List of tasks:
A) Answer these questions using the forum thread on scribing center lines with drill bits.
(i) What measurement did Jeff get for his 1/8" piece of metal?
(ii) What does Ernie Swanson say to color the edge with so the scribe lines show up better?
(iii) According to silver_pilate, how far apart will the two scribed lines end up?
B) Carry the forum thread on scribing center lines with drill bits forward from where it stops.

I have to make use of drill bit's since I don't have a height gauge. If I have a 1/8" piece of metal how would I mark the two lines(one for each side)? It measured 4/32" and I took 2/32" to be the halfway point. I then used a 1/16" bit to mark a line on each side. Well that didn't come out right. Where is my thinking going astray?

Thanks Everyone.

Jeff

silver_pilate
04-17-2010, 01:04 AM
Easiest way is to go to your drill bit set and pick the 2nd smallest bit down from your steel thickness (if you have a full fractional set). If you're steel is 1/8", use a 3/32" bit. The center for the 1/8" bit will be at about 0.0625". The center for the 3/32" will be at 0.0469". The difference between those will be about 0.015". That will be how far off of center line each mark will be. Mark one side, flip it over, and mark the other side. The total between both lines will be approximately 1/32" or 0.03".

--nathan

Ernie Swanson
04-17-2010, 07:41 AM
I do the same, but remember to color the edge with Dykem blue or a sharpie marker. That way your scribe lines will show up better.

KB1SYV
04-17-2010, 02:55 PM
Thanks Nathan and Ernie. Ernie I can't find any Dykem locally, so I'm using a black sharpie. Nathan, is ther any formula your going by, or just common sense that I'm totally missing?

Jeff

pocomoonskyeyes
04-17-2010, 06:19 PM
Could someone put up pics? I'm totally lost about what you are saying!!

Ernie Swanson
04-17-2010, 07:16 PM
I will post some up tomorrow afternoon, I have a blade I need to mark anyway!!!

KB1SYV
04-17-2010, 08:49 PM
Could someone put up pics? I'm totally lost about what you are saying!!

Sorry, I should've thought of that, because I'm a total visual learner myself. It's just that usually the questions I ask, other people have no interest in, so it's usually only me learning something!

Jeff

silver_pilate
04-17-2010, 09:29 PM
Jeff, there's no real formula, just math. As long as the difference between the stock and the bit size is 1/32" bigger or smaller, when you scribe one line and flip the stock over and scribe the second line, the two lines will be 1/32" (0.03") apart.

Here's a very crude sketch (sorry...I'm no artist ;) ):

http://i121.photobucket.com/albums/o202/maco_man/centerscribing.jpg

You don't even need the 1/8" drill bit center-line. You can just take the 3/32" bit, lay the stock flat, lay the drill bit on its side next to the stock, and use the point to mark a line on the edge of the stock. Now flip over your stock, and run the drill down the edge again, and you'll have two lines, one on either side of center, that are 1/32" apart.

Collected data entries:
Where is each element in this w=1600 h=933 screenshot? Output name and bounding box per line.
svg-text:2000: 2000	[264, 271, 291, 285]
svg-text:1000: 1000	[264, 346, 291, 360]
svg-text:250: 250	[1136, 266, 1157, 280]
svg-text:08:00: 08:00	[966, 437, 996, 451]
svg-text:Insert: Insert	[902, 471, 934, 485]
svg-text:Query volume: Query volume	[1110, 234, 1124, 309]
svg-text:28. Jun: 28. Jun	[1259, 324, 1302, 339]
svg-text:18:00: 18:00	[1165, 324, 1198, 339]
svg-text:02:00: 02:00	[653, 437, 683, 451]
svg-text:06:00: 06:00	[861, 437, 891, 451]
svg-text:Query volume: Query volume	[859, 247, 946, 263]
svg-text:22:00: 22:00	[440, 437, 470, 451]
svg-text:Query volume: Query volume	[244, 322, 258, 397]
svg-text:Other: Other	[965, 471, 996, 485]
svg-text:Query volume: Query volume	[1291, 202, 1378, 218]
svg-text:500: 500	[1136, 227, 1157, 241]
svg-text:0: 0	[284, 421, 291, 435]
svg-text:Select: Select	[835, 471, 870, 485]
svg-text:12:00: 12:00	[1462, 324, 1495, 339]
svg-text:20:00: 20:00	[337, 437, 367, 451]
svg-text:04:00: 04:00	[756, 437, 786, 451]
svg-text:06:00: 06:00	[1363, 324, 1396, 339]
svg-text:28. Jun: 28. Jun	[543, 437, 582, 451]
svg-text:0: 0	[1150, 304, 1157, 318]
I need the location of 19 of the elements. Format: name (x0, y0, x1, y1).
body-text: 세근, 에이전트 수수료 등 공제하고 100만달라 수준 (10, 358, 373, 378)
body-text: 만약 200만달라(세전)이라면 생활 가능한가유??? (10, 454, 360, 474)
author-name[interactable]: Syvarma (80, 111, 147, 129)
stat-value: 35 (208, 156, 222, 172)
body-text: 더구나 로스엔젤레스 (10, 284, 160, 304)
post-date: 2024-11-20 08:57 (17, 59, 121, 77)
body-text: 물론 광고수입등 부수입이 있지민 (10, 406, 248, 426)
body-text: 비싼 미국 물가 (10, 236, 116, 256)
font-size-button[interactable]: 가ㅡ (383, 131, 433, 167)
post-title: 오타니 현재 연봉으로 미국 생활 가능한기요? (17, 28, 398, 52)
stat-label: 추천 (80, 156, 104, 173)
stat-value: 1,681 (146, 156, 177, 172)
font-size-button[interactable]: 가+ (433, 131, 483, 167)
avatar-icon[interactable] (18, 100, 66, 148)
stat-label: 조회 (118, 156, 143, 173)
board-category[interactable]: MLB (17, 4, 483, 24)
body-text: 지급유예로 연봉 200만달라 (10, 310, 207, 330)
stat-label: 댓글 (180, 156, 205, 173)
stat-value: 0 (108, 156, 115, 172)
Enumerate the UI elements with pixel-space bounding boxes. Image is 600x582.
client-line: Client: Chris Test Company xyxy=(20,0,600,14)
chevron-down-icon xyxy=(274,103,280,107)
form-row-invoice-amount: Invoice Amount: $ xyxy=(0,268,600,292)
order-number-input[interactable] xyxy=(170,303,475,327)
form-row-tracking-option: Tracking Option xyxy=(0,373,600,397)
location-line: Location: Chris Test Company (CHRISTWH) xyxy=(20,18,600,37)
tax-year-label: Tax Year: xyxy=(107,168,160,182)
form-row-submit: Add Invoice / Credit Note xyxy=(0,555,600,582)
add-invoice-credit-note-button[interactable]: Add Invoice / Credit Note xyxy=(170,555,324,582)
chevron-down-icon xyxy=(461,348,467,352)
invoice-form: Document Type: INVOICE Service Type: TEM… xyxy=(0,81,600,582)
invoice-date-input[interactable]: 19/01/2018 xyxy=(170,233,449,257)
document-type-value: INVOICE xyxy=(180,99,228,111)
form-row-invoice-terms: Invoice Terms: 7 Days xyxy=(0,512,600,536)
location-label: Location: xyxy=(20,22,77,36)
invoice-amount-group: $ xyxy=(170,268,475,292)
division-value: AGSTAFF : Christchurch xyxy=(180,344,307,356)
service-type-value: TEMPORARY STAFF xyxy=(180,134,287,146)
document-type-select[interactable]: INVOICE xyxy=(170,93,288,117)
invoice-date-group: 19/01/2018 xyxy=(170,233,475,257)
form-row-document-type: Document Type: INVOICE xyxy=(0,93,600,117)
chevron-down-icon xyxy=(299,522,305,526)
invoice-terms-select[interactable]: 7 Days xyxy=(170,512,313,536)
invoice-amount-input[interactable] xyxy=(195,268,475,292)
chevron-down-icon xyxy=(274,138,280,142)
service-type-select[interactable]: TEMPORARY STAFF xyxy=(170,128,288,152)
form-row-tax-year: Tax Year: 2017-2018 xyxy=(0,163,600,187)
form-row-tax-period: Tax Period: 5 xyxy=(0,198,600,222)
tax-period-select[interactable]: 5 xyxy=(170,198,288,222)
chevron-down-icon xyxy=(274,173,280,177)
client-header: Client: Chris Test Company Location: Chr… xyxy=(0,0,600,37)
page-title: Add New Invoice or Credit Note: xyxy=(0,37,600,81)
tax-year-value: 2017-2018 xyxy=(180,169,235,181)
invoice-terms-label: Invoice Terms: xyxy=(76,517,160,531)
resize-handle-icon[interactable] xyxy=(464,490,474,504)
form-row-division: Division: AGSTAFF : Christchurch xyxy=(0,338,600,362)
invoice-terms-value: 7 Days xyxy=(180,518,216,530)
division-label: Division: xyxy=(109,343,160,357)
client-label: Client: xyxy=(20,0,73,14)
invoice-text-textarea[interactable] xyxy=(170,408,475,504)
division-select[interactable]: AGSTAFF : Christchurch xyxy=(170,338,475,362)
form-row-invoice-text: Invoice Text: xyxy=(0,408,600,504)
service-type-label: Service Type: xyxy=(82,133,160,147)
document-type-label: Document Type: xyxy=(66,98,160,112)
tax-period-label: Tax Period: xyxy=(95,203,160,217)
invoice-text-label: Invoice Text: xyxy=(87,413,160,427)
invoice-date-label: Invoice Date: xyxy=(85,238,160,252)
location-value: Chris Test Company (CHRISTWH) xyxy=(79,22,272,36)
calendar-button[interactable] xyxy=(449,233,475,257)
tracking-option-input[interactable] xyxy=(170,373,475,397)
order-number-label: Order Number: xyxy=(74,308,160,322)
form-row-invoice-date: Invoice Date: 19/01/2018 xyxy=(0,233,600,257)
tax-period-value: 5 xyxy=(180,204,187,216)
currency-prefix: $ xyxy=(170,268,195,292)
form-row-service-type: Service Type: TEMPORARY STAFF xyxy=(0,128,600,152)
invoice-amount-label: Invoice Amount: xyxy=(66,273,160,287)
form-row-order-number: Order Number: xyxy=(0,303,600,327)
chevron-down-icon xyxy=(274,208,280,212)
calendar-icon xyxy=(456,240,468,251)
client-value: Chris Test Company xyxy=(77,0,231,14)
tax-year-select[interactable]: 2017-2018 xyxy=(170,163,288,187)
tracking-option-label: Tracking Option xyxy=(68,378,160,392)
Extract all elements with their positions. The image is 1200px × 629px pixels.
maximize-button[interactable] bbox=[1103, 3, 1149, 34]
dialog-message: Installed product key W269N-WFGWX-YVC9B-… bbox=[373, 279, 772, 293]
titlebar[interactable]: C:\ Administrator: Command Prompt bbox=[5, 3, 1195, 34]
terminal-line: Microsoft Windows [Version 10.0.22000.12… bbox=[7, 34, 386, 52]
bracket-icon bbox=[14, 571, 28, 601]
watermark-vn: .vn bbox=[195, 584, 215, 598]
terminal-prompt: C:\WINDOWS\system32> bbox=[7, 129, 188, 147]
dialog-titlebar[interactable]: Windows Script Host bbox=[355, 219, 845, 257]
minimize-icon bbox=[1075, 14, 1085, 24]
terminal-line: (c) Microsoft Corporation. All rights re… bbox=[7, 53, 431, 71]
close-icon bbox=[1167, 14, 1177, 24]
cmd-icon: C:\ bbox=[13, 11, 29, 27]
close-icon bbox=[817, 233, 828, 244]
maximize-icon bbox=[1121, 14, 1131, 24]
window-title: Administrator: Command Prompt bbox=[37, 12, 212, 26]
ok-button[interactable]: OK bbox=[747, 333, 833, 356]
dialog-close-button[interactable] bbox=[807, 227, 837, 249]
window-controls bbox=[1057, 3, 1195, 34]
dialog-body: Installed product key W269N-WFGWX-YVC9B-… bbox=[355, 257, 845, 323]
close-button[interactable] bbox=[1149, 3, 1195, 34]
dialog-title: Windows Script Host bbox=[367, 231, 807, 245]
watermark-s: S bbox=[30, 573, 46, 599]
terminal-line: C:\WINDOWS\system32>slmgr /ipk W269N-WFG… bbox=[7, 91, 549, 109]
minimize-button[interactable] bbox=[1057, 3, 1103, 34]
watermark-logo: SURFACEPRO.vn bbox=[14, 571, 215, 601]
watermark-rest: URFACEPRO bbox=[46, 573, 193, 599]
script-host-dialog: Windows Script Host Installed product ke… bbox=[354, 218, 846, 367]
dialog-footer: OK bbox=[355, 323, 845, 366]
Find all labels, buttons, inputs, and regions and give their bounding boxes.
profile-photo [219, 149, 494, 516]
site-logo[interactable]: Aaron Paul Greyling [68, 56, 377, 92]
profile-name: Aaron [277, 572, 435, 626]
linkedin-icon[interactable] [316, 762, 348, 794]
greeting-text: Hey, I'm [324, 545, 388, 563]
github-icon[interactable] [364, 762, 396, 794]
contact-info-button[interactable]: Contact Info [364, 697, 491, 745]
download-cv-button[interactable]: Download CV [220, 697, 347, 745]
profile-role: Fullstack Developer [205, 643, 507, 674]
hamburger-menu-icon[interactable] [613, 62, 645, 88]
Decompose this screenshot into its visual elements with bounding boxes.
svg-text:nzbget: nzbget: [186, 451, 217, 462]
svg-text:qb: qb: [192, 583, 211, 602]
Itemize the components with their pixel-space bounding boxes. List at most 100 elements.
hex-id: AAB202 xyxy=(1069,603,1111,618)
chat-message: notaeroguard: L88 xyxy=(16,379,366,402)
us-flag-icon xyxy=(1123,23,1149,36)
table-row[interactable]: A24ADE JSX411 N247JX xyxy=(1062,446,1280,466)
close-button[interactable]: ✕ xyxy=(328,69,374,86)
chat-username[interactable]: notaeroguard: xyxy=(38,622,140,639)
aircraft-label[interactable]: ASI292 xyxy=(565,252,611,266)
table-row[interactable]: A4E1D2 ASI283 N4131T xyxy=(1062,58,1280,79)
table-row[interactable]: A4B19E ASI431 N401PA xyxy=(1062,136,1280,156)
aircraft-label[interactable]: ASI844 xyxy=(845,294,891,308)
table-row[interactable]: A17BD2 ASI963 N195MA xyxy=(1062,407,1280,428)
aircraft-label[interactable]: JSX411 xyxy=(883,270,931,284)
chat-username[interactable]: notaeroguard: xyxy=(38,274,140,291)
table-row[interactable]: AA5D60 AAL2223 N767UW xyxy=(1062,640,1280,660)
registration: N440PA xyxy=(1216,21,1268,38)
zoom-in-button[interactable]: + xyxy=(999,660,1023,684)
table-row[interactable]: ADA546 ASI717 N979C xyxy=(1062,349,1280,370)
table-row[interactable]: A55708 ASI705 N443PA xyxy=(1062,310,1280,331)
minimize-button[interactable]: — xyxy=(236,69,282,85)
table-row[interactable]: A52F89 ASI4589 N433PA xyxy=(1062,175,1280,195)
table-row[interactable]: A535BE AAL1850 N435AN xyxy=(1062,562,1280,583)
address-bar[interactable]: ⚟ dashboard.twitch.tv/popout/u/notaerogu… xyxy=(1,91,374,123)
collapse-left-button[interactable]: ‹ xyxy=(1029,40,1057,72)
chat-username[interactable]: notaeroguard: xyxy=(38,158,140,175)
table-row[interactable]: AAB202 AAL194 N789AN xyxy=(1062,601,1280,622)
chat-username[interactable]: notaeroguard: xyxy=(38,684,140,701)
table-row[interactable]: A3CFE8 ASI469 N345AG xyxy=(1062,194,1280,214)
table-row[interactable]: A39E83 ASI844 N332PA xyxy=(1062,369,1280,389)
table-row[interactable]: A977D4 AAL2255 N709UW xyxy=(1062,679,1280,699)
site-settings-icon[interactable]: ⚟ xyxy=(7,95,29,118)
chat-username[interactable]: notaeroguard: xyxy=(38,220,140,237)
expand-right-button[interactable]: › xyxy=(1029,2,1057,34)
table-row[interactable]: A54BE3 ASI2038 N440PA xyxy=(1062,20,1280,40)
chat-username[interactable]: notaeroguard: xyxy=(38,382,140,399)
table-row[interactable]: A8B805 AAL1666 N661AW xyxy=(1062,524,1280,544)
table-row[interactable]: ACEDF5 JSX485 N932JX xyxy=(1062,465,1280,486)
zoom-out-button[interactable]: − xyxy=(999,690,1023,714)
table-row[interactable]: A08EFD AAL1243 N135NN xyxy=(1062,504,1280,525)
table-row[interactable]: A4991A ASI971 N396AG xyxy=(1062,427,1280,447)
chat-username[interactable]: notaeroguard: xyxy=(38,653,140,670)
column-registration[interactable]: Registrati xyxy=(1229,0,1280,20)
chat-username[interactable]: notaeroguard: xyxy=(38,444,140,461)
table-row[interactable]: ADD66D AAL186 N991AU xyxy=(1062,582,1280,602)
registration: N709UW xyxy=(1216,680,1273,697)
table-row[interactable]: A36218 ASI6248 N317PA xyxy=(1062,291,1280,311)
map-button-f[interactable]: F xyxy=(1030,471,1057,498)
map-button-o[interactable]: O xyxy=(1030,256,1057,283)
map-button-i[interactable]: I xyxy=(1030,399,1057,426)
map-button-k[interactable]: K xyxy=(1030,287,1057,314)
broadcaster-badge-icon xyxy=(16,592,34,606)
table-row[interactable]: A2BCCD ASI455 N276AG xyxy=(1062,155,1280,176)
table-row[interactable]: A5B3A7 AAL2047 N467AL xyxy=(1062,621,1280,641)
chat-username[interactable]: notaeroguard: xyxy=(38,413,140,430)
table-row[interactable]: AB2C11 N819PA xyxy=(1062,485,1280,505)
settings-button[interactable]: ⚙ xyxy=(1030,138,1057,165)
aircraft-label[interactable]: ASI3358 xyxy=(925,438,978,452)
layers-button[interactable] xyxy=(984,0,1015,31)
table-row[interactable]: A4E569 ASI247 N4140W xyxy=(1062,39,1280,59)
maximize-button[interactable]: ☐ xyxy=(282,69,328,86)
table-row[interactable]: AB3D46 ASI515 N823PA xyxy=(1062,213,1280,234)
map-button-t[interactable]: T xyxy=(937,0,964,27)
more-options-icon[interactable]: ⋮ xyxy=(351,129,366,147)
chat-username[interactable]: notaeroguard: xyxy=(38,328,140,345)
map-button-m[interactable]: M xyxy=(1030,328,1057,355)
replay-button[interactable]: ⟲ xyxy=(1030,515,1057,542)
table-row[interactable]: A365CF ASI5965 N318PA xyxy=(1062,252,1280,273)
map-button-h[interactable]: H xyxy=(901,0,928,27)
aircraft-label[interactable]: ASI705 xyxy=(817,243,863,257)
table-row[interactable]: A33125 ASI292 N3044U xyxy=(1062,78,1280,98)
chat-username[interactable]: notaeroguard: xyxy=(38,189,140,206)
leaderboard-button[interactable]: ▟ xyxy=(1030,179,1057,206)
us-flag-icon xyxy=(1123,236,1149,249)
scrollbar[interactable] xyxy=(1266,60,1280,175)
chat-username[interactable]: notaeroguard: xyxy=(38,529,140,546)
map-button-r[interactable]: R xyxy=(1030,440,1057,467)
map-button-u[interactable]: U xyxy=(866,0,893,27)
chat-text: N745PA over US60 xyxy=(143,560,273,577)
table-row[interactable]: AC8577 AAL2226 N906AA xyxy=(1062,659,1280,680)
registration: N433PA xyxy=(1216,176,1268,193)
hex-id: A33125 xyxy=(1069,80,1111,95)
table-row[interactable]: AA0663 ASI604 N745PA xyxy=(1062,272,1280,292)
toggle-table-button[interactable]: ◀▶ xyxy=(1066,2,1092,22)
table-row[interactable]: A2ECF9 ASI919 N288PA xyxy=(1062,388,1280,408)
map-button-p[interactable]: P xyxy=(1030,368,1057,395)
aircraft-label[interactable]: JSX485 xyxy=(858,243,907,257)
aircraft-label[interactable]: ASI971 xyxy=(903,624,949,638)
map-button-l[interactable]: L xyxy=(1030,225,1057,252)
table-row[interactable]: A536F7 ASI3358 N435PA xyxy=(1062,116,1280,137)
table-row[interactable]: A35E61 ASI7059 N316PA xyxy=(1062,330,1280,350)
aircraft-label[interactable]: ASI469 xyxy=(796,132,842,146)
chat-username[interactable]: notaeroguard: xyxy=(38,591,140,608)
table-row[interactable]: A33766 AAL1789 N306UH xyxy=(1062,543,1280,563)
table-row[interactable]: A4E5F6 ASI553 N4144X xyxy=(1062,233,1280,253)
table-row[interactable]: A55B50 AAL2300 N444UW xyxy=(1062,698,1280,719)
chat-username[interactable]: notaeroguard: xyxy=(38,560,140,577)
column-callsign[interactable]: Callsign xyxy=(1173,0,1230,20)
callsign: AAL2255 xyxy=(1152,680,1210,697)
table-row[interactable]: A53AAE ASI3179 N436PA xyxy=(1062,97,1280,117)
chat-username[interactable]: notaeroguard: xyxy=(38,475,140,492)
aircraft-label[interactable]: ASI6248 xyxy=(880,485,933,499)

Answers to the problems:
A)
(i) 4/32"
(ii) Dykem blue or a sharpie marker
(iii) 1/32" (0.03")

B)
--nathan

KB1SYV
04-17-2010, 09:37 PM
I knew there was an air bubble in my brain!!! It seemed so easy, and I made it so difficult. I'm such a monkey, I guess if I put a banana on the blade, I would of figured it out myself!!!

Thanks Nathan.

Jeff

Fross
04-17-2010, 09:46 PM
For future projects, I suggest you get you a cheap pair of calipers and measure the thickness of your blade, then subtract anywhere from .020 to .050(depending on blade size) from that then divide the remaining number in half... set the caliper to this measurement and then rest one opening on the side of the blade edge and then the other edge onto the edge of the steel dragging it across the edge marking it length ways, do this on both sides and you will be left with exactly .020 in-between the 2 marks. A decent dial caliper or a digital one from Harbor Freight runs pretty cheap, cheaper than a set of decent drill bits.

This is just a tip, I started out using drill bits and as soon as I got a set of calipers, I smacked myself in the head for wrestling with those bits for so long.

silver_pilate
04-17-2010, 09:53 PM
Better than calipers is a height gauge. That's what I use for all my blades now.

--nathan

wdtorque
04-18-2010, 11:01 AM
Nathan, nice picture/diagram, sure explained things pretty well.

Ernie Swanson
04-18-2010, 03:09 PM
Ok here we go:D
In this tutorial I am using a 5/32'' drill bit with 1/8'' stock. My lines are about .035 apart.

Here I have colored the blade with a black sharpie
http://i186.photobucket.com/albums/x124/bigern26/003-27.jpg

Then I lay the blade flat on one side and the drill bit flat on a smooth surface, Here I am using a 12''x12'' granite tile. Then I drag a drill bit down from tip to my choil.
http://i186.photobucket.com/albums/x124/bigern26/004-20.jpg

Leaving a very nice scribe line.
http://i186.photobucket.com/albums/x124/bigern26/005-15.jpg

Then I flip the blade over and drag the bit from the choil to the tip.
http://i186.photobucket.com/albums/x124/bigern26/006-12.jpg

And here is what it should look like with both lines scribed!!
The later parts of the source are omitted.